> Consigne 1
Transcrivez le passage du compte-rendu sur La Sorcière en commençant à « Né en 1798, mort » et en terminant à « de l’autorité cléricale. ».

David
Rikckaert III, Dulle Griet (Margot la folle), après 1610,
Kunsthistorisches Museum, Vienne.
|
Compte-rendu
critique : La Sorcière, Michelet, 1862.
Né en 1798, mort en 1874, Jules
Michelet est aujourd’hui considéré comme l’un des pères du roman national et
patriotique qu’a été l’histoire telle que racontée, enseignée et étudiée à la
fin du XIXème siècle. En effet, ce fils d’imprimeur devenu
professeur au Collège de France a côtoyé les sphères du pouvoir, étant même
nommé professeur de l’une des filles du roi Louis-Philippe en 1830. Cependant,
ses idées républicaines et fortement anticléricales lui ont fait perdre sa
chaire au Collège de France sous le Second Empire. La Sorcière, paru en
1862, est fortement teintée des idées qui ont valu son renvoi à Michelet. Dans
son essai, il interprète les phénomènes médiévaux de sorcellerie comme un rejet
de l’organisation sociale féodale et de l’autorité cléricale.

> Consigne 2
Dans les entrées, remplacez « author-line » par « ligne-auteur » dans les lignes qui vont de celle contenant « paragraph-3: 第一次读到艾米莉 bbox=[176, 1029, 370, 1055] » à celle contenant « subtitle-line: 读《成为有思想的教师》的心得体会 bbox=[176, 235, 564, 260] », bornes incluses, sans rien modifier d'autre. Donnez uniquement ces lignes.

> Matériel de l'exercice
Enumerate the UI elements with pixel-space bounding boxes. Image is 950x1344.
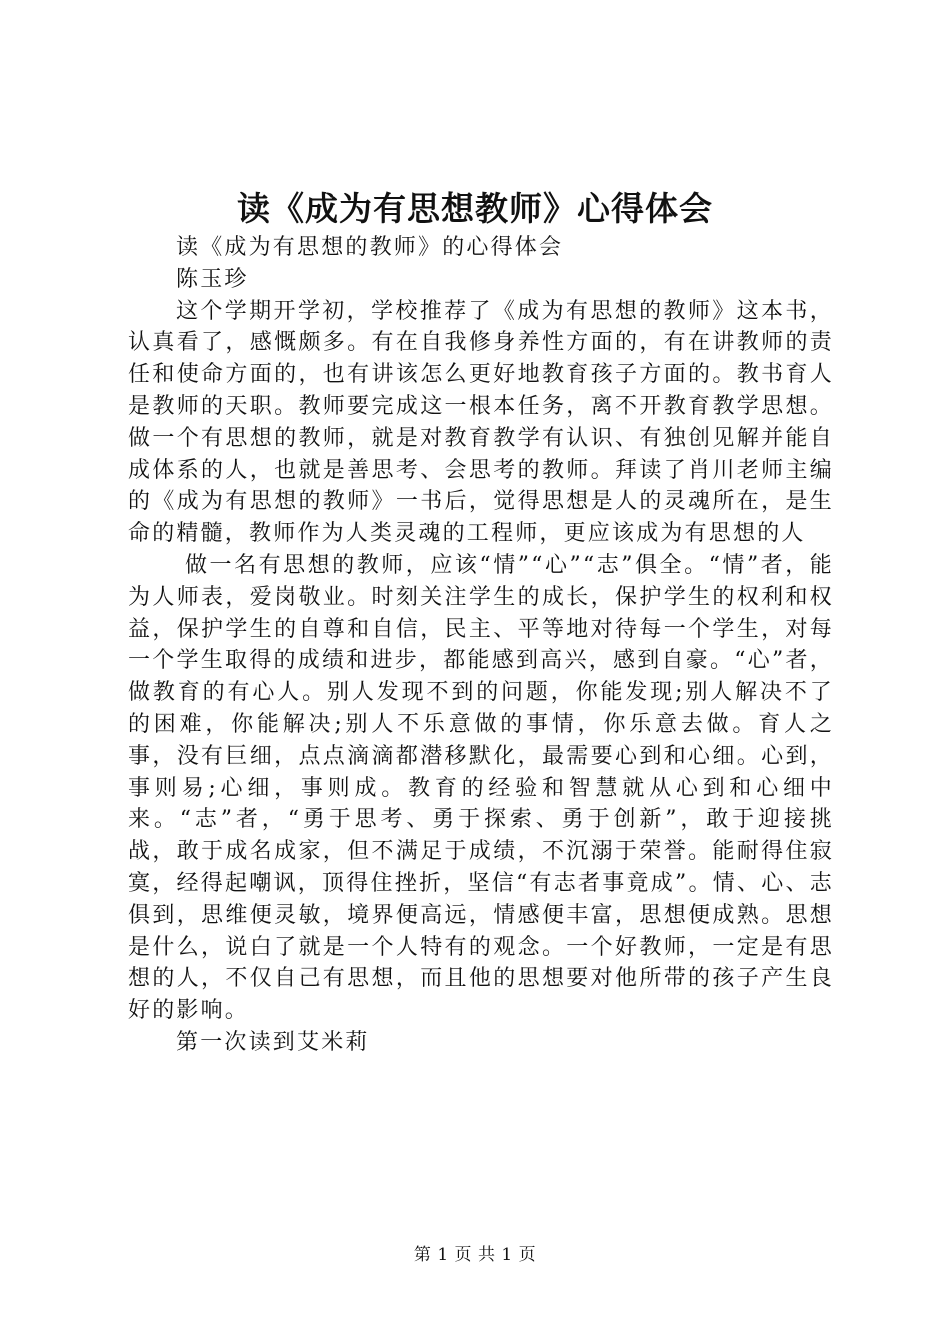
paragraph-3: 第一次读到艾米莉 bbox=[176, 1029, 370, 1055]
page-footer: 第 1 页 共 1 页 bbox=[413, 1245, 537, 1265]
paragraph-1: 这个学期开学初，学校推荐了《成为有思想的教师》这本书，认真看了，感慨颇多。有在自我修身养性方面的，有在讲教师的责任和使命方面的，也有讲该怎么更好地教育孩子方面的。教书育人是教师的天职。教师要完成这一根本任务，离不开教育教学思想。做一个有思想的教师，就是对教育教学有认识、有独创见解并能自成体系的人，也就是善思考、会思考的教师。拜读了肖川老师主编的《成为有思想的教师》一书后，觉得思想是人的灵魂所在，是生命的精髓，教师作为人类灵魂的工程师，更应该成为有思想的人 bbox=[128, 298, 834, 547]
author-line: 陈玉珍 bbox=[176, 266, 249, 292]
document-title: 读《成为有思想教师》心得体会 bbox=[237, 189, 713, 228]
subtitle-line: 读《成为有思想的教师》的心得体会 bbox=[176, 235, 564, 260]
paragraph-2: 做一名有思想的教师，应该“情”“心”“志”俱全。“情”者，能为人师表，爱岗敬业。时刻关注学生的成长，保护学生的权利和权益，保护学生的自尊和自信，民主、平等地对待每一个学生，对每一个学生取得的成绩和进步，都能感到高兴，感到自豪。“心”者，做教育的有心人。别人发现不到的问题，你能发现;别人解决不了的困难，你能解决;别人不乐意做的事情，你乐意去做。育人之事，没有巨细，点点滴滴都潜移默化，最需要心到和心细。心到，事则易;心细，事则成。教育的经验和智慧就从心到和心细中来。“志”者，“勇于思考、勇于探索、勇于创新”，敢于迎接挑战，敢于成名成家，但不满足于成绩，不沉溺于荣誉。能耐得住寂寞，经得起嘲讽，顶得住挫折，坚信“有志者事竟成”。情、心、志俱到，思维便灵敏，境界便高远，情感便丰富，思想便成熟。思想是什么，说白了就是一个人特有的观念。一个好教师，一定是有思想的人，不仅自己有思想，而且他的思想要对他所带的孩子产生良好的影响。 bbox=[128, 552, 834, 1024]
document-body bbox=[128, 232, 834, 1059]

> Réponse complète 1
Né en 1798, mort en 1874, Jules
Michelet est aujourd’hui considéré comme l’un des pères du roman national et
patriotique qu’a été l’histoire telle que racontée, enseignée et étudiée à la
fin du XIXème siècle. En effet, ce fils d’imprimeur devenu
professeur au Collège de France a côtoyé les sphères du pouvoir, étant même
nommé professeur de l’une des filles du roi Louis-Philippe en 1830. Cependant,
ses idées républicaines et fortement anticléricales lui ont fait perdre sa
chaire au Collège de France sous le Second Empire. La Sorcière, paru en
1862, est fortement teintée des idées qui ont valu son renvoi à Michelet. Dans
son essai, il interprète les phénomènes médiévaux de sorcellerie comme un rejet
de l’organisation sociale féodale et de l’autorité cléricale.

> Réponse complète 2
paragraph-3: 第一次读到艾米莉 bbox=[176, 1029, 370, 1055]
page-footer: 第 1 页 共 1 页 bbox=[413, 1245, 537, 1265]
paragraph-1: 这个学期开学初，学校推荐了《成为有思想的教师》这本书，认真看了，感慨颇多。有在自我修身养性方面的，有在讲教师的责任和使命方面的，也有讲该怎么更好地教育孩子方面的。教书育人是教师的天职。教师要完成这一根本任务，离不开教育教学思想。做一个有思想的教师，就是对教育教学有认识、有独创见解并能自成体系的人，也就是善思考、会思考的教师。拜读了肖川老师主编的《成为有思想的教师》一书后，觉得思想是人的灵魂所在，是生命的精髓，教师作为人类灵魂的工程师，更应该成为有思想的人 bbox=[128, 298, 834, 547]
ligne-auteur: 陈玉珍 bbox=[176, 266, 249, 292]
document-title: 读《成为有思想教师》心得体会 bbox=[237, 189, 713, 228]
subtitle-line: 读《成为有思想的教师》的心得体会 bbox=[176, 235, 564, 260]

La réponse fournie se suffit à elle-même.